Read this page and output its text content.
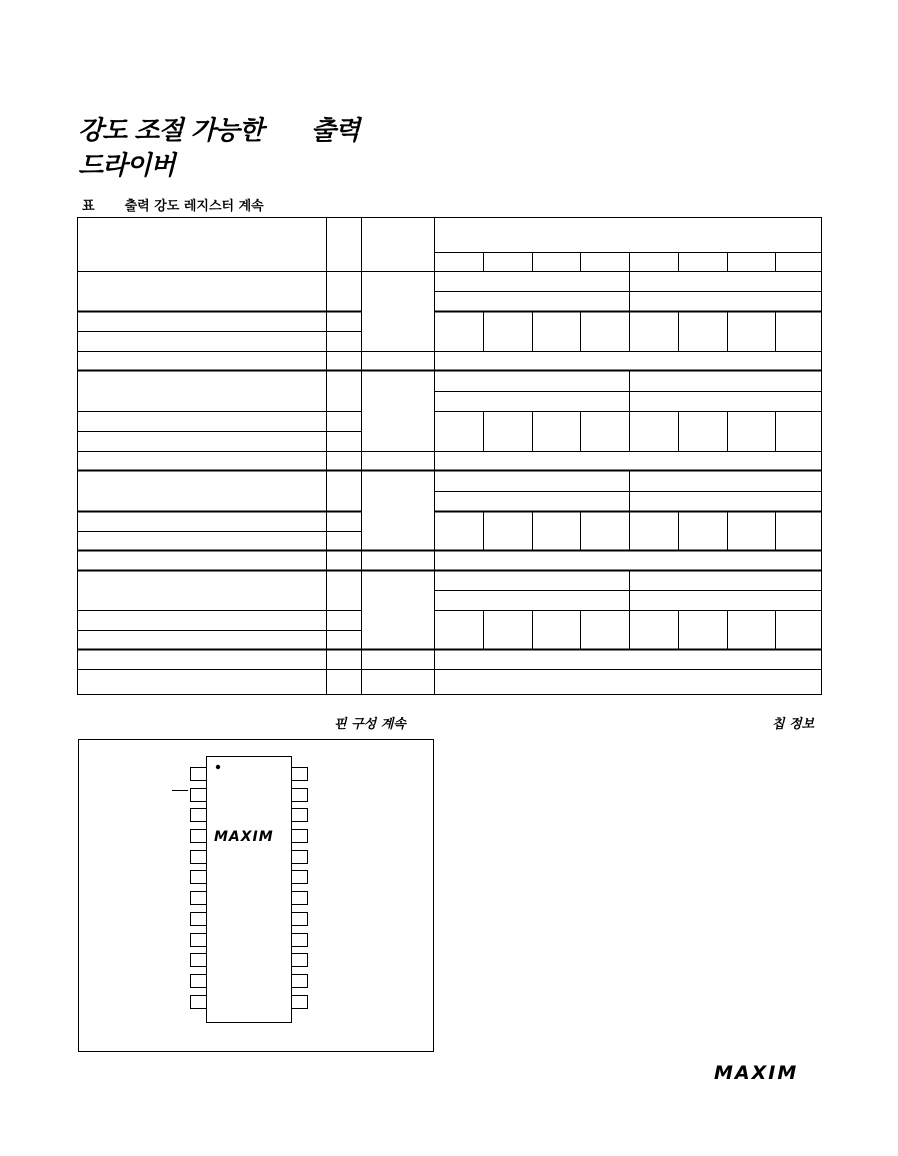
강도 조절 가능한 출력
드라이버
표 출력 강도 레지스터 계속
핀 구성 계속	칩 정보
MAXIM
MAXIM
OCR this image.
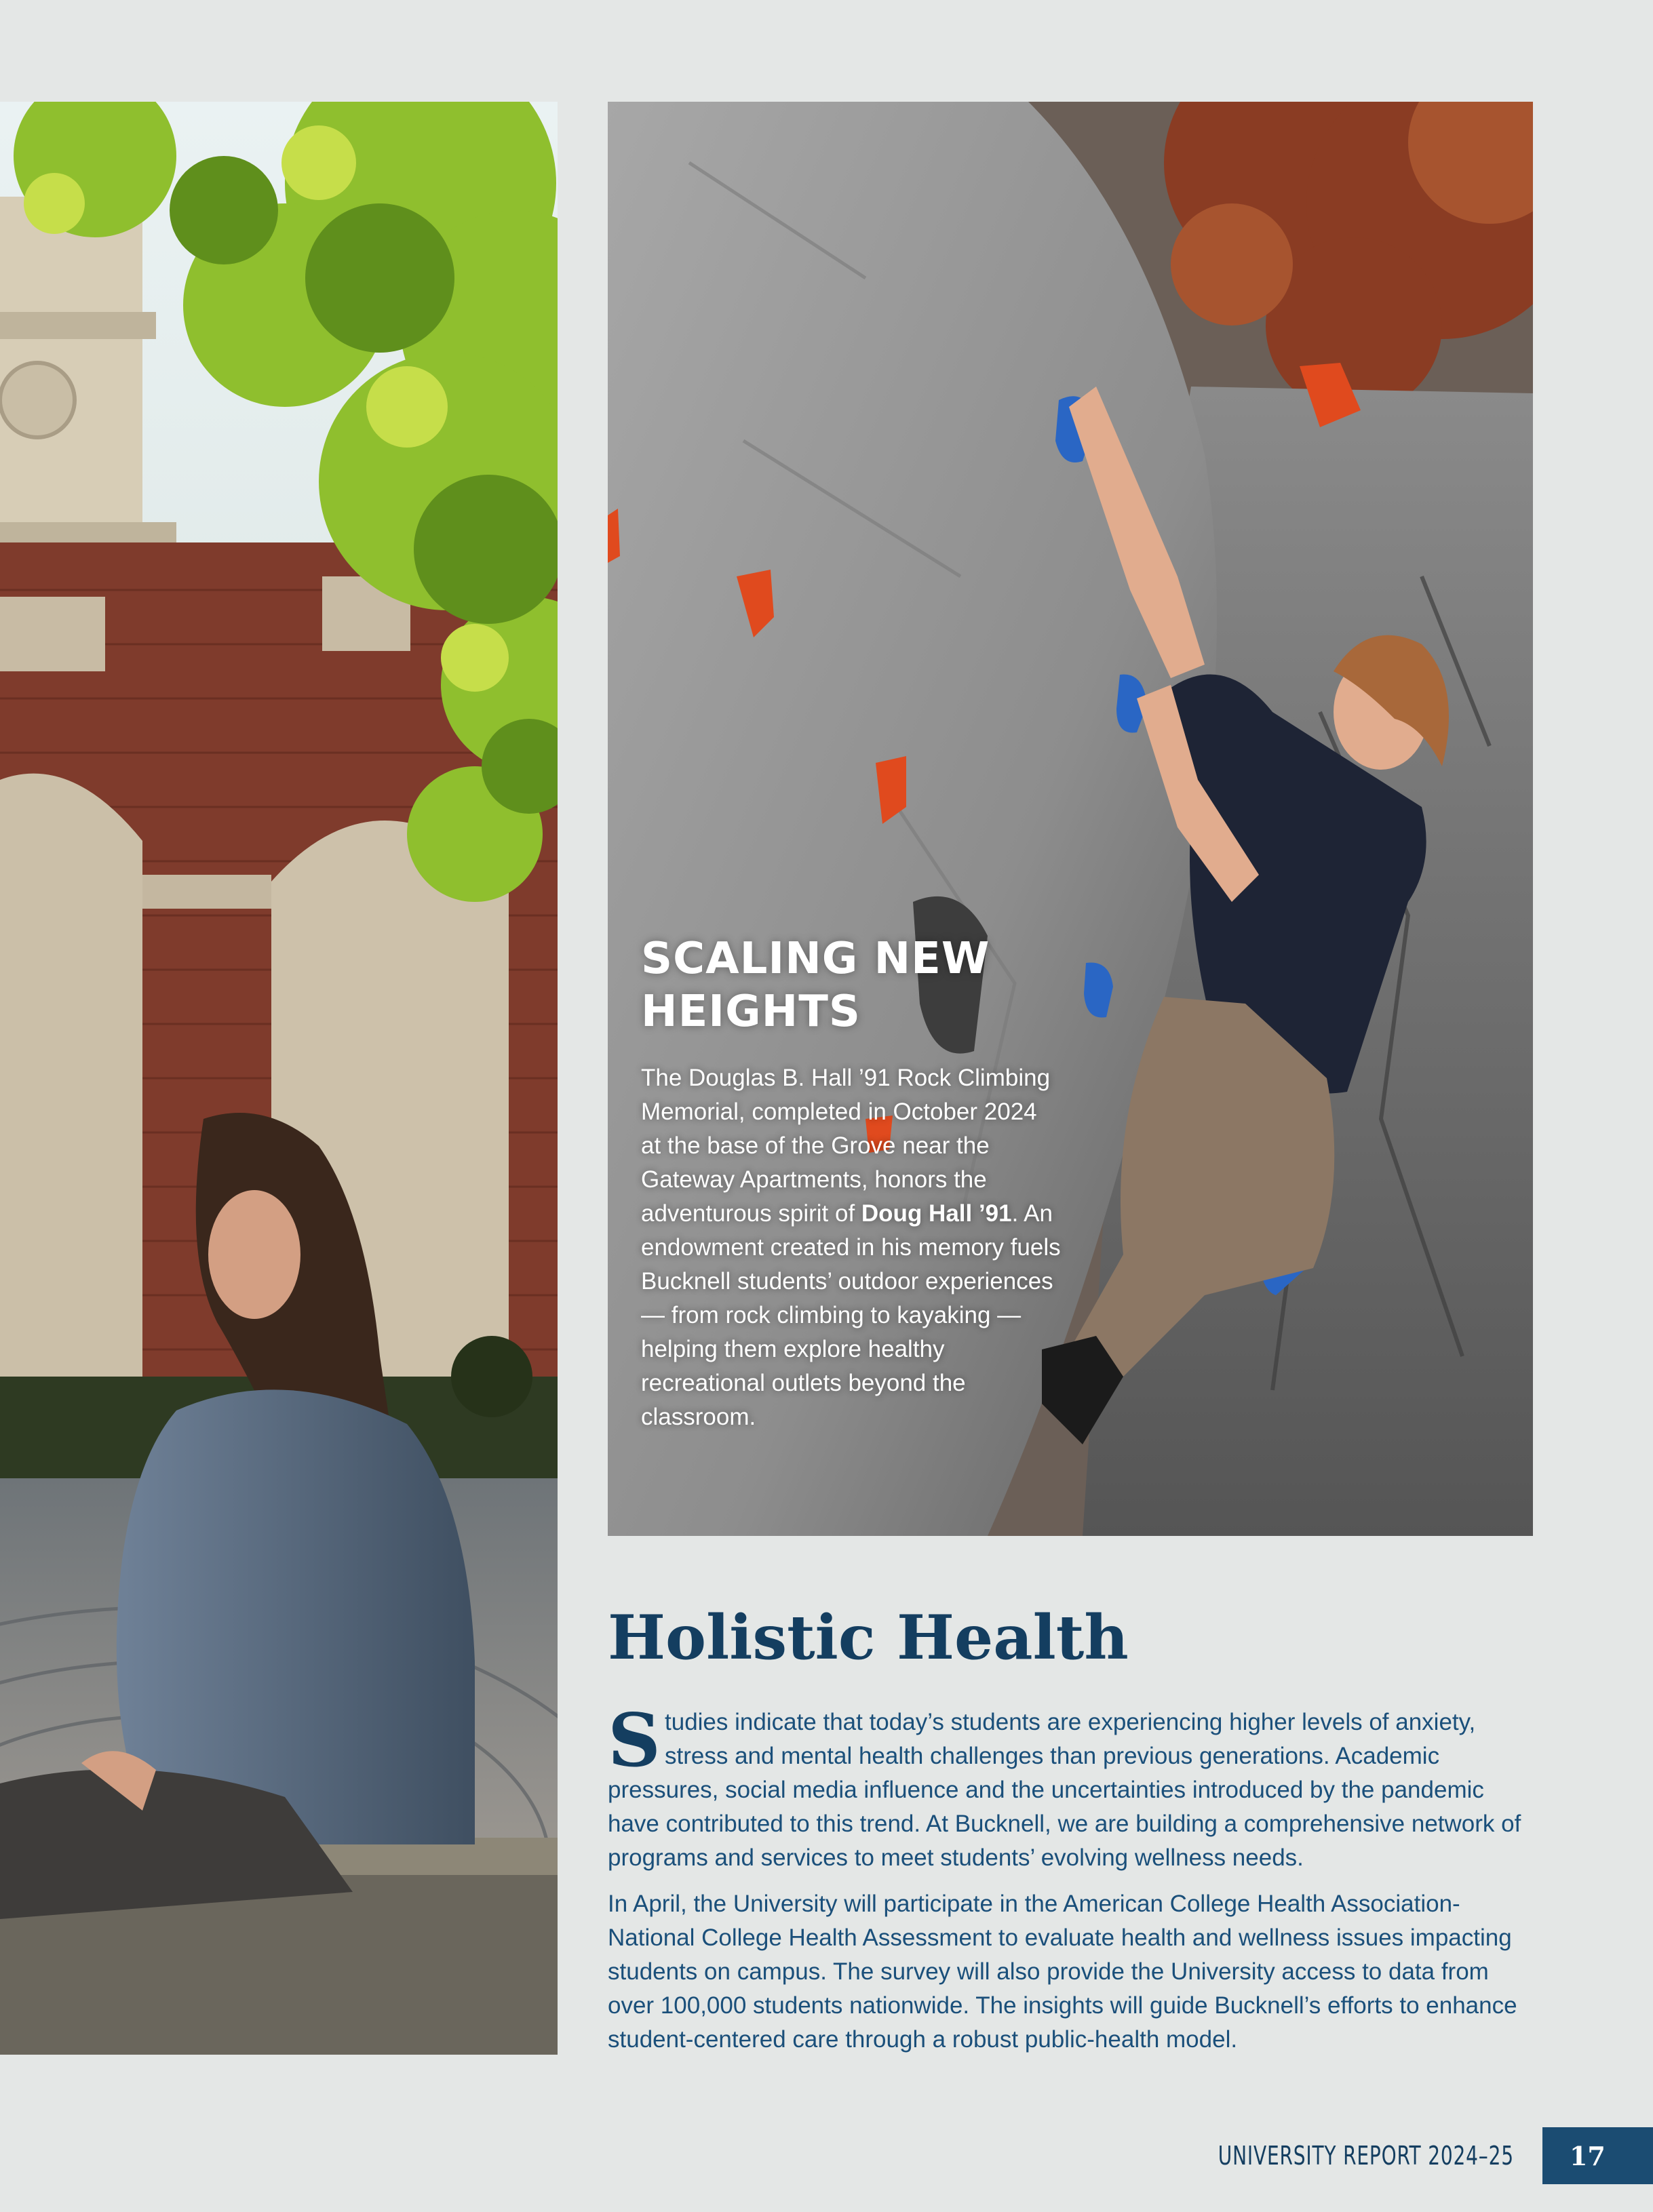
SCALING NEW
HEIGHTS
The Douglas B. Hall ’91 Rock Climbing Memorial, completed in October 2024 at the base of the Grove near the Gateway Apartments, honors the adventurous spirit of Doug Hall ’91. An endowment created in his memory fuels Bucknell students’ outdoor experiences — from rock climbing to kayaking — helping them explore healthy recreational outlets beyond the classroom.
Holistic Health

Studies indicate that today’s students are experiencing higher levels of anxiety, stress and mental health challenges than previous generations. Academic pressures, social media influence and the uncertainties introduced by the pandemic have contributed to this trend. At Bucknell, we are building a comprehensive network of programs and services to meet students’ evolving wellness needs.

In April, the University will participate in the American College Health Association-National College Health Assessment to evaluate health and wellness issues impacting students on campus. The survey will also provide the University access to data from over 100,000 students nationwide. The insights will guide Bucknell’s efforts to enhance student-centered care through a robust public-health model.

UNIVERSITY REPORT 2024–25	17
────
• WHAT TO DO: Reproduce all entries exactly. Pictures do not belong in the copy.

• EXPECTED OUTPUT:
Read this page and output its text content.
강도 조절 가능한 출력
드라이버
표 출력 강도 레지스터 계속
핀 구성 계속	칩 정보
MAXIM
MAXIM
OCR this image.
SCALING NEW
HEIGHTS
The Douglas B. Hall ’91 Rock Climbing Memorial, completed in October 2024 at the base of the Grove near the Gateway Apartments, honors the adventurous spirit of Doug Hall ’91. An endowment created in his memory fuels Bucknell students’ outdoor experiences — from rock climbing to kayaking — helping them explore healthy recreational outlets beyond the classroom.
Holistic Health

Studies indicate that today’s students are experiencing higher levels of anxiety, stress and mental health challenges than previous generations. Academic pressures, social media influence and the uncertainties introduced by the pandemic have contributed to this trend. At Bucknell, we are building a comprehensive network of programs and services to meet students’ evolving wellness needs.

In April, the University will participate in the American College Health Association-National College Health Assessment to evaluate health and wellness issues impacting students on campus. The survey will also provide the University access to data from over 100,000 students nationwide. The insights will guide Bucknell’s efforts to enhance student-centered care through a robust public-health model.

UNIVERSITY REPORT 2024–25	17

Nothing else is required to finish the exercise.